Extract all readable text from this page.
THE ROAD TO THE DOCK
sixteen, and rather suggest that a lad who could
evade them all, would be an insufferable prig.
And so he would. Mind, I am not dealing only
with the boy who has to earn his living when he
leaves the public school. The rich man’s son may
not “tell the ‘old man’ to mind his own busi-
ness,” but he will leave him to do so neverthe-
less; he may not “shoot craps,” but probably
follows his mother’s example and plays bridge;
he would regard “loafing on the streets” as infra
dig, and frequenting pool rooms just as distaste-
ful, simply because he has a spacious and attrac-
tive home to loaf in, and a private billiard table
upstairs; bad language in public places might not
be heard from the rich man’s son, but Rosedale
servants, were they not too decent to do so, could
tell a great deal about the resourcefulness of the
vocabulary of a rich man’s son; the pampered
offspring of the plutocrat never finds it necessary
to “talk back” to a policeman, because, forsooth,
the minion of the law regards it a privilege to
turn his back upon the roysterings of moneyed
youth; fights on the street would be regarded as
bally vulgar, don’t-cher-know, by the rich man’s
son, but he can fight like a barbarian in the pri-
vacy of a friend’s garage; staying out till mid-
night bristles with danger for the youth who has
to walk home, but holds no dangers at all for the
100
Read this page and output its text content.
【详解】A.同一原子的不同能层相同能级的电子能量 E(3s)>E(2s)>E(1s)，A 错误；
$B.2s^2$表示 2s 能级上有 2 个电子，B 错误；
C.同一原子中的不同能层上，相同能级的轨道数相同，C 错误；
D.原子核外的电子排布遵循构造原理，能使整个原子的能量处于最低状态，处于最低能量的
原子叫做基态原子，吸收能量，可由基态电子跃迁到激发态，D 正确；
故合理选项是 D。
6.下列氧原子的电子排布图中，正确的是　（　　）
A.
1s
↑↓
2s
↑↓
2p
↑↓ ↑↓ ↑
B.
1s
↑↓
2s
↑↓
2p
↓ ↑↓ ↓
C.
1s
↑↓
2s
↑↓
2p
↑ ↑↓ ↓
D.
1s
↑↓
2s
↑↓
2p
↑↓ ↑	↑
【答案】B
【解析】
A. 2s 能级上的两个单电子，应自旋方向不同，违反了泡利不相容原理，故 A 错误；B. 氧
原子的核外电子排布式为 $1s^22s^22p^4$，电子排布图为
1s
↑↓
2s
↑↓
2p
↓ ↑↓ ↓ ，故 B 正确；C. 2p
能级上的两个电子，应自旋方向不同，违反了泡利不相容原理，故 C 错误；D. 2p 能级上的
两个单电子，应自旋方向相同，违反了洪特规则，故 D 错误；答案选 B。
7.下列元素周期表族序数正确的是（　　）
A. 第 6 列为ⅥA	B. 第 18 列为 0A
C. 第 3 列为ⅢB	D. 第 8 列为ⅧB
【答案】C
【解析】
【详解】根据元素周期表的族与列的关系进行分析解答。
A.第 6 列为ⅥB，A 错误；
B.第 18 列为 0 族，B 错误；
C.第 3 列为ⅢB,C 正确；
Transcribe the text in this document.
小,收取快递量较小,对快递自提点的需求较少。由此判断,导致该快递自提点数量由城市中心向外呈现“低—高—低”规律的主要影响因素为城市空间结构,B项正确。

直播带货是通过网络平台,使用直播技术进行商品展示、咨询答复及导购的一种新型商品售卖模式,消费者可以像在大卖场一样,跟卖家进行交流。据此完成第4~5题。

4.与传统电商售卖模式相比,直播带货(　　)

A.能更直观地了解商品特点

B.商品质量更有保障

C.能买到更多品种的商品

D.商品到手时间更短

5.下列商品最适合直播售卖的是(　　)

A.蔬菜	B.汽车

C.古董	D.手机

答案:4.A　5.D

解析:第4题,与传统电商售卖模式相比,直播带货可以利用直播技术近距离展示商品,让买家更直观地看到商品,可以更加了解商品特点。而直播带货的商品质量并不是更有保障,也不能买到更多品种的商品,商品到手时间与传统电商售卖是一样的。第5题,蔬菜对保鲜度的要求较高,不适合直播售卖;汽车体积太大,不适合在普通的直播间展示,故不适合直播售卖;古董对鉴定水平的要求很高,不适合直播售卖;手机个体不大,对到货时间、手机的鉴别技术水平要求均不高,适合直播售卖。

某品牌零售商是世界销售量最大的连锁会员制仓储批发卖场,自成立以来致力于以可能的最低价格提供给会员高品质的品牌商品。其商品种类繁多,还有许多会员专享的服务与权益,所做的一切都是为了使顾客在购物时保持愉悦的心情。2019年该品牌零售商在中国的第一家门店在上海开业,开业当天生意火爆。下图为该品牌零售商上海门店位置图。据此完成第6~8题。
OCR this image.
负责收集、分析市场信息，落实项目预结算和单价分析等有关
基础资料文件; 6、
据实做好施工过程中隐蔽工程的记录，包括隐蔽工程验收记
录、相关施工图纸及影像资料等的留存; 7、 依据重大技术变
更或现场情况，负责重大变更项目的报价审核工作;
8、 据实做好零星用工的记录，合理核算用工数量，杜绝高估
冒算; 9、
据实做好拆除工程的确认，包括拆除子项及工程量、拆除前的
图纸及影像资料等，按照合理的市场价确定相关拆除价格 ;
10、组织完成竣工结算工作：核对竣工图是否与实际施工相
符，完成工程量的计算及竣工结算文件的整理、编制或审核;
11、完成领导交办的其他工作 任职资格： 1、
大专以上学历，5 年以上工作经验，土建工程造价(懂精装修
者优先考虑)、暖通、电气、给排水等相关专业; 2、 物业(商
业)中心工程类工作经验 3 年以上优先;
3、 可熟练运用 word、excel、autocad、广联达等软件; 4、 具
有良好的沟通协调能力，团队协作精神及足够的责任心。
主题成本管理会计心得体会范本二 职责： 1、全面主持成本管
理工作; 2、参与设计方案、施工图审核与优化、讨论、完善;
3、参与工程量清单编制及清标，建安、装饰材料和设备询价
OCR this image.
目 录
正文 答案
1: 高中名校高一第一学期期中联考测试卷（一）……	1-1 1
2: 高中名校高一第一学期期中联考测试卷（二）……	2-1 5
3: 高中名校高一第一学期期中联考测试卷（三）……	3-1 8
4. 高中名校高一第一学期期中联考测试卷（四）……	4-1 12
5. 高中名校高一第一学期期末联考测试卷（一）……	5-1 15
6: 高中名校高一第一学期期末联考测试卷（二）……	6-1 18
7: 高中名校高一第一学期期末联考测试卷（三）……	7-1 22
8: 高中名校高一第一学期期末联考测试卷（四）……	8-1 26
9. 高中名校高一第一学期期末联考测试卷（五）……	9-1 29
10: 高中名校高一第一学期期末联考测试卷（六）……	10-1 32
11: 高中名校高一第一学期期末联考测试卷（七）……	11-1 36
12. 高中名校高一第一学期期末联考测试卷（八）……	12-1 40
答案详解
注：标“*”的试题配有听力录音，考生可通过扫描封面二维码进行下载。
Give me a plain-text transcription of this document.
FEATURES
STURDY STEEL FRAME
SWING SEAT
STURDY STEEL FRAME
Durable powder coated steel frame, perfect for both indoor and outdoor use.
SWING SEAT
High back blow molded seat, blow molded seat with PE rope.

-*-*-

GIVEN TASK
Each entry above is to be printed again exactly.

OUTPUT
Extract all readable text from this page.
THE ROAD TO THE DOCK
sixteen, and rather suggest that a lad who could
evade them all, would be an insufferable prig.
And so he would. Mind, I am not dealing only
with the boy who has to earn his living when he
leaves the public school. The rich man’s son may
not “tell the ‘old man’ to mind his own busi-
ness,” but he will leave him to do so neverthe-
less; he may not “shoot craps,” but probably
follows his mother’s example and plays bridge;
he would regard “loafing on the streets” as infra
dig, and frequenting pool rooms just as distaste-
ful, simply because he has a spacious and attrac-
tive home to loaf in, and a private billiard table
upstairs; bad language in public places might not
be heard from the rich man’s son, but Rosedale
servants, were they not too decent to do so, could
tell a great deal about the resourcefulness of the
vocabulary of a rich man’s son; the pampered
offspring of the plutocrat never finds it necessary
to “talk back” to a policeman, because, forsooth,
the minion of the law regards it a privilege to
turn his back upon the roysterings of moneyed
youth; fights on the street would be regarded as
bally vulgar, don’t-cher-know, by the rich man’s
son, but he can fight like a barbarian in the pri-
vacy of a friend’s garage; staying out till mid-
night bristles with danger for the youth who has
to walk home, but holds no dangers at all for the
100
Read this page and output its text content.
【详解】A.同一原子的不同能层相同能级的电子能量 E(3s)>E(2s)>E(1s)，A 错误；
$B.2s^2$表示 2s 能级上有 2 个电子，B 错误；
C.同一原子中的不同能层上，相同能级的轨道数相同，C 错误；
D.原子核外的电子排布遵循构造原理，能使整个原子的能量处于最低状态，处于最低能量的
原子叫做基态原子，吸收能量，可由基态电子跃迁到激发态，D 正确；
故合理选项是 D。
6.下列氧原子的电子排布图中，正确的是　（　　）
A.
1s
↑↓
2s
↑↓
2p
↑↓ ↑↓ ↑
B.
1s
↑↓
2s
↑↓
2p
↓ ↑↓ ↓
C.
1s
↑↓
2s
↑↓
2p
↑ ↑↓ ↓
D.
1s
↑↓
2s
↑↓
2p
↑↓ ↑	↑
【答案】B
【解析】
A. 2s 能级上的两个单电子，应自旋方向不同，违反了泡利不相容原理，故 A 错误；B. 氧
原子的核外电子排布式为 $1s^22s^22p^4$，电子排布图为
1s
↑↓
2s
↑↓
2p
↓ ↑↓ ↓ ，故 B 正确；C. 2p
能级上的两个电子，应自旋方向不同，违反了泡利不相容原理，故 C 错误；D. 2p 能级上的
两个单电子，应自旋方向相同，违反了洪特规则，故 D 错误；答案选 B。
7.下列元素周期表族序数正确的是（　　）
A. 第 6 列为ⅥA	B. 第 18 列为 0A
C. 第 3 列为ⅢB	D. 第 8 列为ⅧB
【答案】C
【解析】
【详解】根据元素周期表的族与列的关系进行分析解答。
A.第 6 列为ⅥB，A 错误；
B.第 18 列为 0 族，B 错误；
C.第 3 列为ⅢB,C 正确；
Transcribe the text in this document.
小,收取快递量较小,对快递自提点的需求较少。由此判断,导致该快递自提点数量由城市中心向外呈现“低—高—低”规律的主要影响因素为城市空间结构,B项正确。

直播带货是通过网络平台,使用直播技术进行商品展示、咨询答复及导购的一种新型商品售卖模式,消费者可以像在大卖场一样,跟卖家进行交流。据此完成第4~5题。

4.与传统电商售卖模式相比,直播带货(　　)

A.能更直观地了解商品特点

B.商品质量更有保障

C.能买到更多品种的商品

D.商品到手时间更短

5.下列商品最适合直播售卖的是(　　)

A.蔬菜	B.汽车

C.古董	D.手机

答案:4.A　5.D

解析:第4题,与传统电商售卖模式相比,直播带货可以利用直播技术近距离展示商品,让买家更直观地看到商品,可以更加了解商品特点。而直播带货的商品质量并不是更有保障,也不能买到更多品种的商品,商品到手时间与传统电商售卖是一样的。第5题,蔬菜对保鲜度的要求较高,不适合直播售卖;汽车体积太大,不适合在普通的直播间展示,故不适合直播售卖;古董对鉴定水平的要求很高,不适合直播售卖;手机个体不大,对到货时间、手机的鉴别技术水平要求均不高,适合直播售卖。

某品牌零售商是世界销售量最大的连锁会员制仓储批发卖场,自成立以来致力于以可能的最低价格提供给会员高品质的品牌商品。其商品种类繁多,还有许多会员专享的服务与权益,所做的一切都是为了使顾客在购物时保持愉悦的心情。2019年该品牌零售商在中国的第一家门店在上海开业,开业当天生意火爆。下图为该品牌零售商上海门店位置图。据此完成第6~8题。
OCR this image.
负责收集、分析市场信息，落实项目预结算和单价分析等有关
基础资料文件; 6、
据实做好施工过程中隐蔽工程的记录，包括隐蔽工程验收记
录、相关施工图纸及影像资料等的留存; 7、 依据重大技术变
更或现场情况，负责重大变更项目的报价审核工作;
8、 据实做好零星用工的记录，合理核算用工数量，杜绝高估
冒算; 9、
据实做好拆除工程的确认，包括拆除子项及工程量、拆除前的
图纸及影像资料等，按照合理的市场价确定相关拆除价格 ;
10、组织完成竣工结算工作：核对竣工图是否与实际施工相
符，完成工程量的计算及竣工结算文件的整理、编制或审核;
11、完成领导交办的其他工作 任职资格： 1、
大专以上学历，5 年以上工作经验，土建工程造价(懂精装修
者优先考虑)、暖通、电气、给排水等相关专业; 2、 物业(商
业)中心工程类工作经验 3 年以上优先;
3、 可熟练运用 word、excel、autocad、广联达等软件; 4、 具
有良好的沟通协调能力，团队协作精神及足够的责任心。
主题成本管理会计心得体会范本二 职责： 1、全面主持成本管
理工作; 2、参与设计方案、施工图审核与优化、讨论、完善;
3、参与工程量清单编制及清标，建安、装饰材料和设备询价
OCR this image.
目 录
正文 答案
1: 高中名校高一第一学期期中联考测试卷（一）……	1-1 1
2: 高中名校高一第一学期期中联考测试卷（二）……	2-1 5
3: 高中名校高一第一学期期中联考测试卷（三）……	3-1 8
4. 高中名校高一第一学期期中联考测试卷（四）……	4-1 12
5. 高中名校高一第一学期期末联考测试卷（一）……	5-1 15
6: 高中名校高一第一学期期末联考测试卷（二）……	6-1 18
7: 高中名校高一第一学期期末联考测试卷（三）……	7-1 22
8: 高中名校高一第一学期期末联考测试卷（四）……	8-1 26
9. 高中名校高一第一学期期末联考测试卷（五）……	9-1 29
10: 高中名校高一第一学期期末联考测试卷（六）……	10-1 32
11: 高中名校高一第一学期期末联考测试卷（七）……	11-1 36
12. 高中名校高一第一学期期末联考测试卷（八）……	12-1 40
答案详解
注：标“*”的试题配有听力录音，考生可通过扫描封面二维码进行下载。
Give me a plain-text transcription of this document.
FEATURES
STURDY STEEL FRAME
SWING SEAT
STURDY STEEL FRAME
Durable powder coated steel frame, perfect for both indoor and outdoor use.
SWING SEAT
High back blow molded seat, blow molded seat with PE rope.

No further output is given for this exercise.